Retype the whole listing verbatim and keep the pictures out of it.

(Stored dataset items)
______________________________

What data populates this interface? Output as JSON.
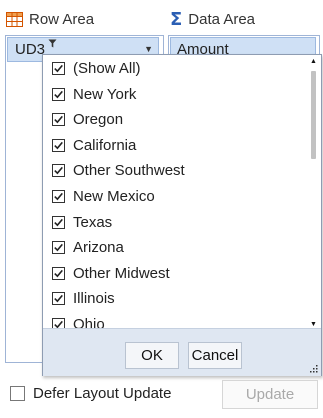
{
  "row_area": {
    "header_label": "Row Area",
    "field_chip": "UD3"
  },
  "data_area": {
    "header_label": "Data Area",
    "field_chip": "Amount"
  },
  "filter_list": {
    "items": [
      {
        "label": "(Show All)",
        "checked": true
      },
      {
        "label": "New York",
        "checked": true
      },
      {
        "label": "Oregon",
        "checked": true
      },
      {
        "label": "California",
        "checked": true
      },
      {
        "label": "Other Southwest",
        "checked": true
      },
      {
        "label": "New Mexico",
        "checked": true
      },
      {
        "label": "Texas",
        "checked": true
      },
      {
        "label": "Arizona",
        "checked": true
      },
      {
        "label": "Other Midwest",
        "checked": true
      },
      {
        "label": "Illinois",
        "checked": true
      },
      {
        "label": "Ohio",
        "checked": true
      }
    ],
    "ok_label": "OK",
    "cancel_label": "Cancel"
  },
  "bottom": {
    "defer_label": "Defer Layout Update",
    "defer_checked": false,
    "update_label": "Update"
  },
  "colors": {
    "accent": "#2b5fb4",
    "chip_bg": "#cfe0f5",
    "panel_border": "#9fb4d6",
    "footer_bg": "#dfe7f2"
  },
  "icons": {
    "row_area": "table-grid-icon",
    "data_area": "sigma-icon",
    "filter": "filter-icon",
    "dropdown": "chevron-down-icon"
  }
}
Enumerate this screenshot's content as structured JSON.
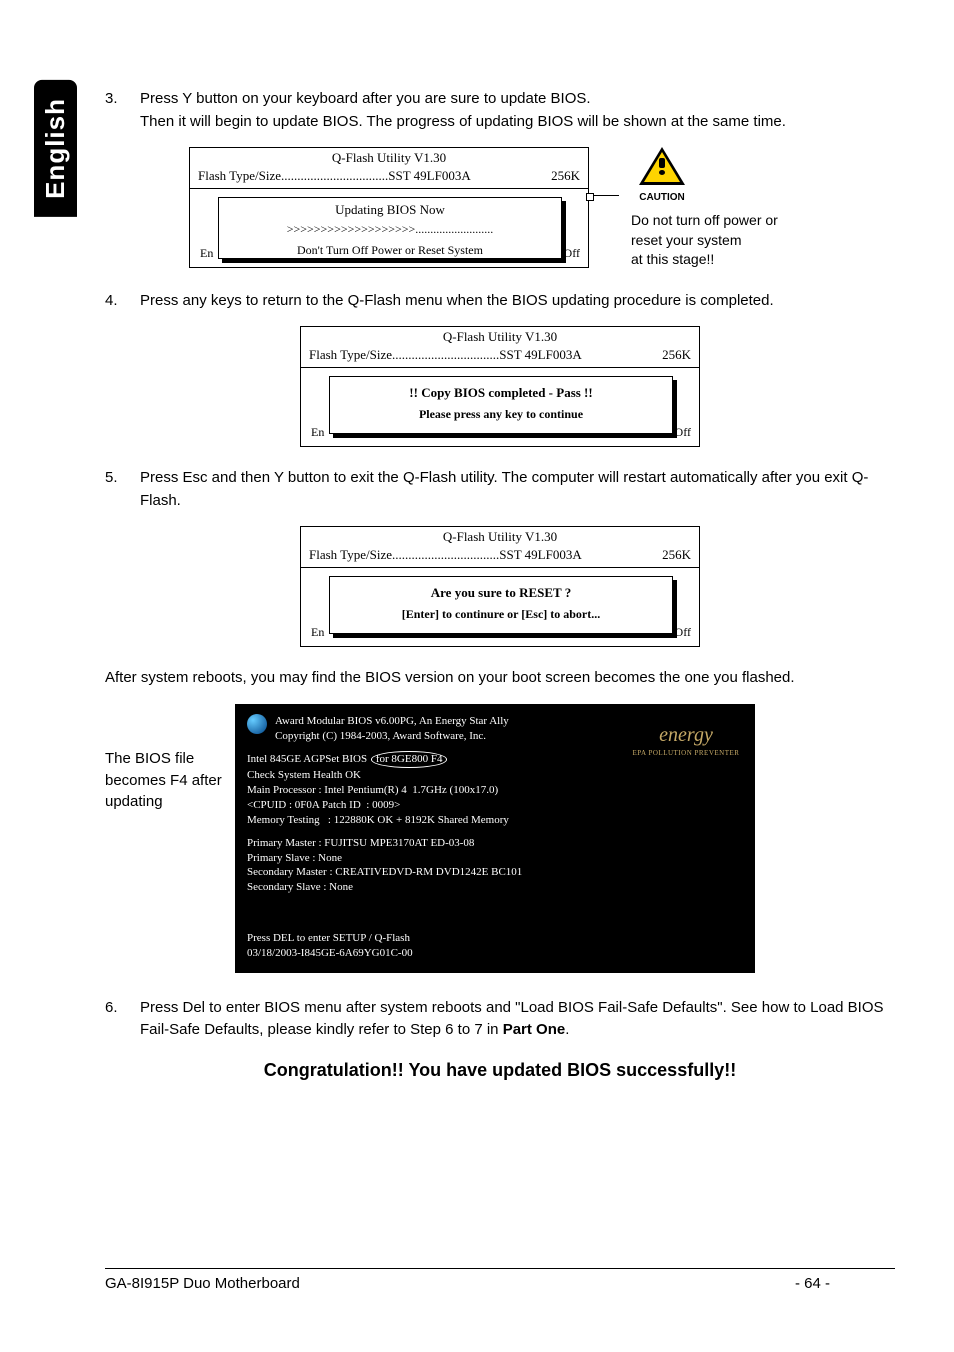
{
  "sideTab": "English",
  "steps": {
    "s3": {
      "num": "3.",
      "line1": "Press Y button on your keyboard after you are sure to update BIOS.",
      "line2": "Then it will begin to update BIOS. The progress of updating BIOS will be shown at the same time."
    },
    "s4": {
      "num": "4.",
      "line1": "Press any keys to return to the Q-Flash menu when the BIOS updating procedure is completed."
    },
    "s5": {
      "num": "5.",
      "line1": "Press Esc and then Y button to exit the Q-Flash utility. The computer will restart automatically after you exit Q-Flash."
    },
    "s6": {
      "num": "6.",
      "line1": "Press Del to enter BIOS menu after system reboots and \"Load BIOS Fail-Safe Defaults\". See how to Load BIOS Fail-Safe Defaults, please kindly refer to Step 6 to 7 in ",
      "bold": "Part One",
      "tail": "."
    }
  },
  "qflash": {
    "title": "Q-Flash Utility V1.30",
    "typeLabel": "Flash Type/Size.................................SST 49LF003A",
    "size": "256K",
    "bgEnter": "En",
    "bgOff": "er Off",
    "box1": {
      "l1": "Updating BIOS Now",
      "l2": ">>>>>>>>>>>>>>>>>>>..........................",
      "foot": "Don't Turn Off Power or Reset System"
    },
    "box2": {
      "l1": "!! Copy BIOS completed - Pass !!",
      "l2": "Please press any key to continue"
    },
    "box3": {
      "l1": "Are you sure to RESET ?",
      "l2": "[Enter] to continure or [Esc] to abort..."
    }
  },
  "caution": {
    "label": "CAUTION",
    "l1": "Do not turn off power or",
    "l2": "reset your system",
    "l3": "at this stage!!"
  },
  "afterPara": "After system reboots, you may find the BIOS version on your boot screen becomes the one you flashed.",
  "bootNote": "The BIOS file becomes F4 after updating",
  "boot": {
    "hdr1": "Award Modular BIOS v6.00PG, An Energy Star Ally",
    "hdr2": "Copyright  (C) 1984-2003, Award Software,  Inc.",
    "energy": "energy",
    "energySub": "EPA  POLLUTION PREVENTER",
    "b1a": "Intel 845GE AGPSet BIOS ",
    "b1circ": "for 8GE800 F4",
    "b2": "Check System Health OK",
    "b3": "Main Processor : Intel Pentium(R) 4  1.7GHz (100x17.0)",
    "b4": "<CPUID : 0F0A Patch ID  : 0009>",
    "b5": "Memory Testing   : 122880K OK + 8192K Shared Memory",
    "b6": "Primary Master : FUJITSU MPE3170AT ED-03-08",
    "b7": "Primary Slave : None",
    "b8": "Secondary Master : CREATIVEDVD-RM DVD1242E BC101",
    "b9": "Secondary Slave : None",
    "f1": "Press DEL to enter SETUP / Q-Flash",
    "f2": "03/18/2003-I845GE-6A69YG01C-00"
  },
  "congrats": "Congratulation!! You have updated BIOS successfully!!",
  "footer": {
    "left": "GA-8I915P Duo Motherboard",
    "mid": "- 64 -"
  }
}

______________________________

_Output for this task_
What data populates this interface? Output as JSON.
{
  "row_area": {
    "header_label": "Row Area",
    "field_chip": "UD3"
  },
  "data_area": {
    "header_label": "Data Area",
    "field_chip": "Amount"
  },
  "filter_list": {
    "items": [
      {
        "label": "(Show All)",
        "checked": true
      },
      {
        "label": "New York",
        "checked": true
      },
      {
        "label": "Oregon",
        "checked": true
      },
      {
        "label": "California",
        "checked": true
      },
      {
        "label": "Other Southwest",
        "checked": true
      },
      {
        "label": "New Mexico",
        "checked": true
      },
      {
        "label": "Texas",
        "checked": true
      },
      {
        "label": "Arizona",
        "checked": true
      },
      {
        "label": "Other Midwest",
        "checked": true
      },
      {
        "label": "Illinois",
        "checked": true
      },
      {
        "label": "Ohio",
        "checked": true
      }
    ],
    "ok_label": "OK",
    "cancel_label": "Cancel"
  },
  "bottom": {
    "defer_label": "Defer Layout Update",
    "defer_checked": false,
    "update_label": "Update"
  },
  "colors": {
    "accent": "#2b5fb4",
    "chip_bg": "#cfe0f5",
    "panel_border": "#9fb4d6",
    "footer_bg": "#dfe7f2"
  },
  "icons": {
    "row_area": "table-grid-icon",
    "data_area": "sigma-icon",
    "filter": "filter-icon",
    "dropdown": "chevron-down-icon"
  }
}
Enumerate this screenshot's content as structured JSON.
{
  "sideTab": "English",
  "steps": {
    "s3": {
      "num": "3.",
      "line1": "Press Y button on your keyboard after you are sure to update BIOS.",
      "line2": "Then it will begin to update BIOS. The progress of updating BIOS will be shown at the same time."
    },
    "s4": {
      "num": "4.",
      "line1": "Press any keys to return to the Q-Flash menu when the BIOS updating procedure is completed."
    },
    "s5": {
      "num": "5.",
      "line1": "Press Esc and then Y button to exit the Q-Flash utility. The computer will restart automatically after you exit Q-Flash."
    },
    "s6": {
      "num": "6.",
      "line1": "Press Del to enter BIOS menu after system reboots and \"Load BIOS Fail-Safe Defaults\". See how to Load BIOS Fail-Safe Defaults, please kindly refer to Step 6 to 7 in ",
      "bold": "Part One",
      "tail": "."
    }
  },
  "qflash": {
    "title": "Q-Flash Utility V1.30",
    "typeLabel": "Flash Type/Size.................................SST 49LF003A",
    "size": "256K",
    "bgEnter": "En",
    "bgOff": "er Off",
    "box1": {
      "l1": "Updating BIOS Now",
      "l2": ">>>>>>>>>>>>>>>>>>>..........................",
      "foot": "Don't Turn Off Power or Reset System"
    },
    "box2": {
      "l1": "!! Copy BIOS completed - Pass !!",
      "l2": "Please press any key to continue"
    },
    "box3": {
      "l1": "Are you sure to RESET ?",
      "l2": "[Enter] to continure or [Esc] to abort..."
    }
  },
  "caution": {
    "label": "CAUTION",
    "l1": "Do not turn off power or",
    "l2": "reset your system",
    "l3": "at this stage!!"
  },
  "afterPara": "After system reboots, you may find the BIOS version on your boot screen becomes the one you flashed.",
  "bootNote": "The BIOS file becomes F4 after updating",
  "boot": {
    "hdr1": "Award Modular BIOS v6.00PG, An Energy Star Ally",
    "hdr2": "Copyright  (C) 1984-2003, Award Software,  Inc.",
    "energy": "energy",
    "energySub": "EPA  POLLUTION PREVENTER",
    "b1a": "Intel 845GE AGPSet BIOS ",
    "b1circ": "for 8GE800 F4",
    "b2": "Check System Health OK",
    "b3": "Main Processor : Intel Pentium(R) 4  1.7GHz (100x17.0)",
    "b4": "<CPUID : 0F0A Patch ID  : 0009>",
    "b5": "Memory Testing   : 122880K OK + 8192K Shared Memory",
    "b6": "Primary Master : FUJITSU MPE3170AT ED-03-08",
    "b7": "Primary Slave : None",
    "b8": "Secondary Master : CREATIVEDVD-RM DVD1242E BC101",
    "b9": "Secondary Slave : None",
    "f1": "Press DEL to enter SETUP / Q-Flash",
    "f2": "03/18/2003-I845GE-6A69YG01C-00"
  },
  "congrats": "Congratulation!! You have updated BIOS successfully!!",
  "footer": {
    "left": "GA-8I915P Duo Motherboard",
    "mid": "- 64 -"
  }
}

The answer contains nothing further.